Recorded data
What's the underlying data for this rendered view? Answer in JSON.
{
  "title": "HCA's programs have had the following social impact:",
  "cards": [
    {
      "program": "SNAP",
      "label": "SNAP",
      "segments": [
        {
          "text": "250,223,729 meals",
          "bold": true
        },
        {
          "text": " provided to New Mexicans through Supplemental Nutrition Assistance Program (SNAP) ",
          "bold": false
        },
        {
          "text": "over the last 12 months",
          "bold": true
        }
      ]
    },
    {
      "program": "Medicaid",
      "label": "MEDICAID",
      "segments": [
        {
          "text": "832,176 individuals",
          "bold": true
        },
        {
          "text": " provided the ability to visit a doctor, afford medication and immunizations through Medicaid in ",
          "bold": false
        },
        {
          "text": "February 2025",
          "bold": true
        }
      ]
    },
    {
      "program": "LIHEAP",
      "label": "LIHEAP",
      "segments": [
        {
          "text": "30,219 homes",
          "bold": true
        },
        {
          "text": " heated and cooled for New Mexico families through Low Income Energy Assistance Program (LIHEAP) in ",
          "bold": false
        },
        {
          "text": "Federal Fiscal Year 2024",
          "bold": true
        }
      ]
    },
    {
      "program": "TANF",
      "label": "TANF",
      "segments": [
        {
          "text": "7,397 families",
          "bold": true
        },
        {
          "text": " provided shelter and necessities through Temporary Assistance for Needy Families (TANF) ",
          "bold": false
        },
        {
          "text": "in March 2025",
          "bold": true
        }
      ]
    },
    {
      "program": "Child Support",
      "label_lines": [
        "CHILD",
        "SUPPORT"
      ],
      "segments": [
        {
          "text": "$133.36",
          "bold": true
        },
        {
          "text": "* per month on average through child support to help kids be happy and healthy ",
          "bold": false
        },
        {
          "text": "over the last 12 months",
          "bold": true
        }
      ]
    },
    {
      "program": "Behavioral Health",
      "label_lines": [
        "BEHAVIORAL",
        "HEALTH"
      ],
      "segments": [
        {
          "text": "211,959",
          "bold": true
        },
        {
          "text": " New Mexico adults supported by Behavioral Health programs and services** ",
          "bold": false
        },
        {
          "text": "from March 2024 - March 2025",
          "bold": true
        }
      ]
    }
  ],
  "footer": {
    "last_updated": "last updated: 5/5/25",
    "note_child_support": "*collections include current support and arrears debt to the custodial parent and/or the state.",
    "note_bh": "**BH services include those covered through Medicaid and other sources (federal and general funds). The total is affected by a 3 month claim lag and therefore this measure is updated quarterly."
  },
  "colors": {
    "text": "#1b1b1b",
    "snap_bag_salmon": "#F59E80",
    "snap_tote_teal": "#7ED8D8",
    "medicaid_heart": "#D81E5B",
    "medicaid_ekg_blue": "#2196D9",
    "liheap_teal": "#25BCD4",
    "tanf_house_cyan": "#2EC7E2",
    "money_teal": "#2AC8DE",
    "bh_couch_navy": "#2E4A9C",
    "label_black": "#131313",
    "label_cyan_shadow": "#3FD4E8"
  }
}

* **Exercise objective**
Go through the listing above and restate it word for word.

* **Solution to this exercise**
What's the underlying data for this rendered view? Answer in JSON.
{
  "title": "HCA's programs have had the following social impact:",
  "cards": [
    {
      "program": "SNAP",
      "label": "SNAP",
      "segments": [
        {
          "text": "250,223,729 meals",
          "bold": true
        },
        {
          "text": " provided to New Mexicans through Supplemental Nutrition Assistance Program (SNAP) ",
          "bold": false
        },
        {
          "text": "over the last 12 months",
          "bold": true
        }
      ]
    },
    {
      "program": "Medicaid",
      "label": "MEDICAID",
      "segments": [
        {
          "text": "832,176 individuals",
          "bold": true
        },
        {
          "text": " provided the ability to visit a doctor, afford medication and immunizations through Medicaid in ",
          "bold": false
        },
        {
          "text": "February 2025",
          "bold": true
        }
      ]
    },
    {
      "program": "LIHEAP",
      "label": "LIHEAP",
      "segments": [
        {
          "text": "30,219 homes",
          "bold": true
        },
        {
          "text": " heated and cooled for New Mexico families through Low Income Energy Assistance Program (LIHEAP) in ",
          "bold": false
        },
        {
          "text": "Federal Fiscal Year 2024",
          "bold": true
        }
      ]
    },
    {
      "program": "TANF",
      "label": "TANF",
      "segments": [
        {
          "text": "7,397 families",
          "bold": true
        },
        {
          "text": " provided shelter and necessities through Temporary Assistance for Needy Families (TANF) ",
          "bold": false
        },
        {
          "text": "in March 2025",
          "bold": true
        }
      ]
    },
    {
      "program": "Child Support",
      "label_lines": [
        "CHILD",
        "SUPPORT"
      ],
      "segments": [
        {
          "text": "$133.36",
          "bold": true
        },
        {
          "text": "* per month on average through child support to help kids be happy and healthy ",
          "bold": false
        },
        {
          "text": "over the last 12 months",
          "bold": true
        }
      ]
    },
    {
      "program": "Behavioral Health",
      "label_lines": [
        "BEHAVIORAL",
        "HEALTH"
      ],
      "segments": [
        {
          "text": "211,959",
          "bold": true
        },
        {
          "text": " New Mexico adults supported by Behavioral Health programs and services** ",
          "bold": false
        },
        {
          "text": "from March 2024 - March 2025",
          "bold": true
        }
      ]
    }
  ],
  "footer": {
    "last_updated": "last updated: 5/5/25",
    "note_child_support": "*collections include current support and arrears debt to the custodial parent and/or the state.",
    "note_bh": "**BH services include those covered through Medicaid and other sources (federal and general funds). The total is affected by a 3 month claim lag and therefore this measure is updated quarterly."
  },
  "colors": {
    "text": "#1b1b1b",
    "snap_bag_salmon": "#F59E80",
    "snap_tote_teal": "#7ED8D8",
    "medicaid_heart": "#D81E5B",
    "medicaid_ekg_blue": "#2196D9",
    "liheap_teal": "#25BCD4",
    "tanf_house_cyan": "#2EC7E2",
    "money_teal": "#2AC8DE",
    "bh_couch_navy": "#2E4A9C",
    "label_black": "#131313",
    "label_cyan_shadow": "#3FD4E8"
  }
}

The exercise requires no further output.